Stored dataset items:
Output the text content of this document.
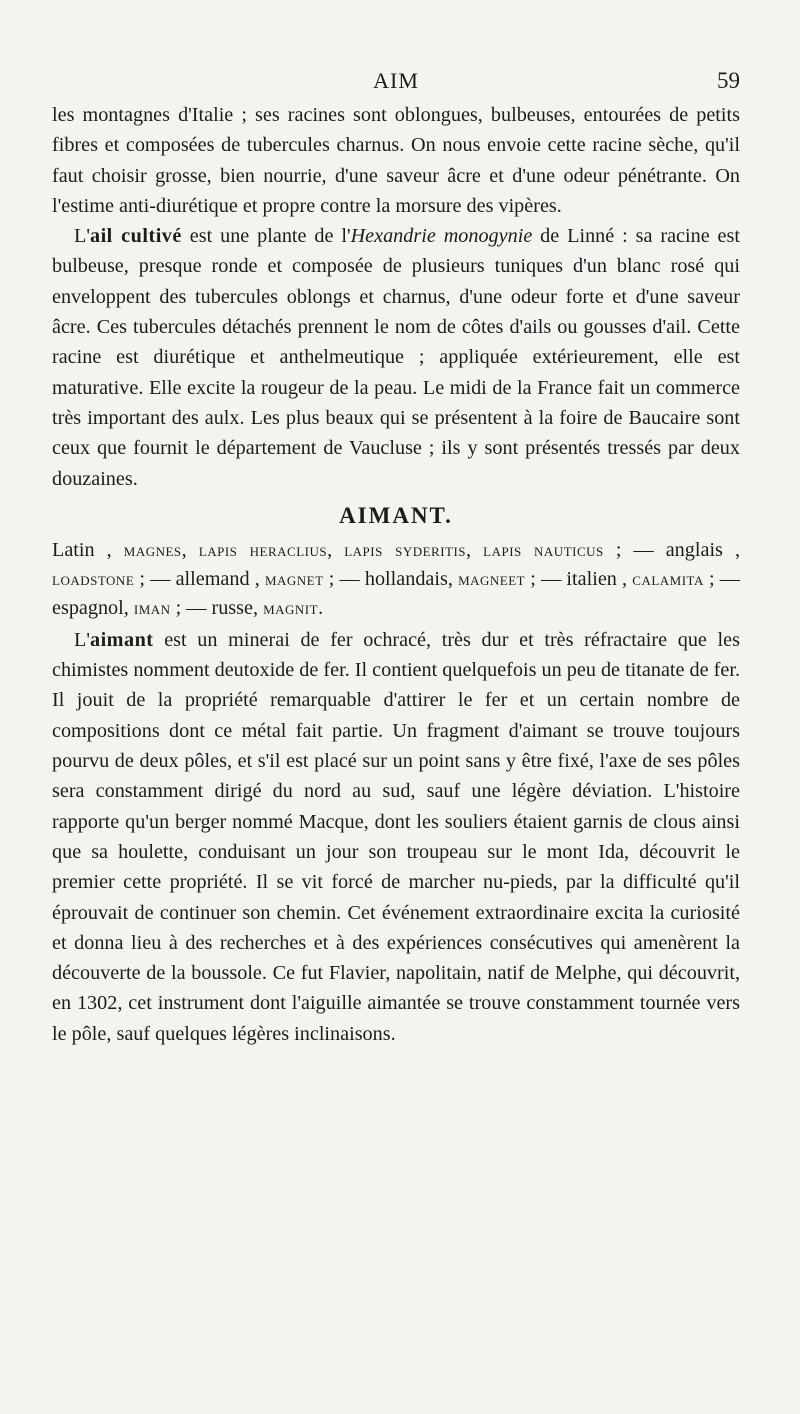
AIM	59

les montagnes d'Italie ; ses racines sont oblongues, bulbeuses, entourées de petits fibres et composées de tubercules charnus. On nous envoie cette racine sèche, qu'il faut choisir grosse, bien nourrie, d'une saveur âcre et d'une odeur pénétrante. On l'estime anti-diurétique et propre contre la morsure des vipères.

L'ail cultivé est une plante de l'Hexandrie monogynie de Linné : sa racine est bulbeuse, presque ronde et composée de plusieurs tuniques d'un blanc rosé qui enveloppent des tubercules oblongs et charnus, d'une odeur forte et d'une saveur âcre. Ces tubercules détachés prennent le nom de côtes d'ails ou gousses d'ail. Cette racine est diurétique et anthelmeutique ; appliquée extérieurement, elle est maturative. Elle excite la rougeur de la peau. Le midi de la France fait un commerce très important des aulx. Les plus beaux qui se présentent à la foire de Baucaire sont ceux que fournit le département de Vaucluse ; ils y sont présentés tressés par deux douzaines.

AIMANT.

Latin , magnes, lapis heraclius, lapis syderitis, lapis nauticus ; — anglais , loadstone ; — allemand , magnet ; — hollandais, magneet ; — italien , calamita ; — espagnol, iman ; — russe, magnit.

L'aimant est un minerai de fer ochracé, très dur et très réfractaire que les chimistes nomment deutoxide de fer. Il contient quelquefois un peu de titanate de fer. Il jouit de la propriété remarquable d'attirer le fer et un certain nombre de compositions dont ce métal fait partie. Un fragment d'aimant se trouve toujours pourvu de deux pôles, et s'il est placé sur un point sans y être fixé, l'axe de ses pôles sera constamment dirigé du nord au sud, sauf une légère déviation. L'histoire rapporte qu'un berger nommé Macque, dont les souliers étaient garnis de clous ainsi que sa houlette, conduisant un jour son troupeau sur le mont Ida, découvrit le premier cette propriété. Il se vit forcé de marcher nu-pieds, par la difficulté qu'il éprouvait de continuer son chemin. Cet événement extraordinaire excita la curiosité et donna lieu à des recherches et à des expériences consécutives qui amenèrent la découverte de la boussole. Ce fut Flavier, napolitain, natif de Melphe, qui découvrit, en 1302, cet instrument dont l'aiguille aimantée se trouve constamment tournée vers le pôle, sauf quelques légères inclinaisons.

## Objective
Return all lines of the material above in which the word "âcre" occurs.

## Output of the exercise
les montagnes d'Italie ; ses racines sont oblongues, bulbeuses, entourées de petits fibres et composées de tubercules charnus. On nous envoie cette racine sèche, qu'il faut choisir grosse, bien nourrie, d'une saveur âcre et d'une odeur pénétrante. On l'estime anti-diurétique et propre contre la morsure des vipères.
L'ail cultivé est une plante de l'Hexandrie monogynie de Linné : sa racine est bulbeuse, presque ronde et composée de plusieurs tuniques d'un blanc rosé qui enveloppent des tubercules oblongs et charnus, d'une odeur forte et d'une saveur âcre. Ces tubercules détachés prennent le nom de côtes d'ails ou gousses d'ail. Cette racine est diurétique et anthelmeutique ; appliquée extérieurement, elle est maturative. Elle excite la rougeur de la peau. Le midi de la France fait un commerce très important des aulx. Les plus beaux qui se présentent à la foire de Baucaire sont ceux que fournit le département de Vaucluse ; ils y sont présentés tressés par deux douzaines.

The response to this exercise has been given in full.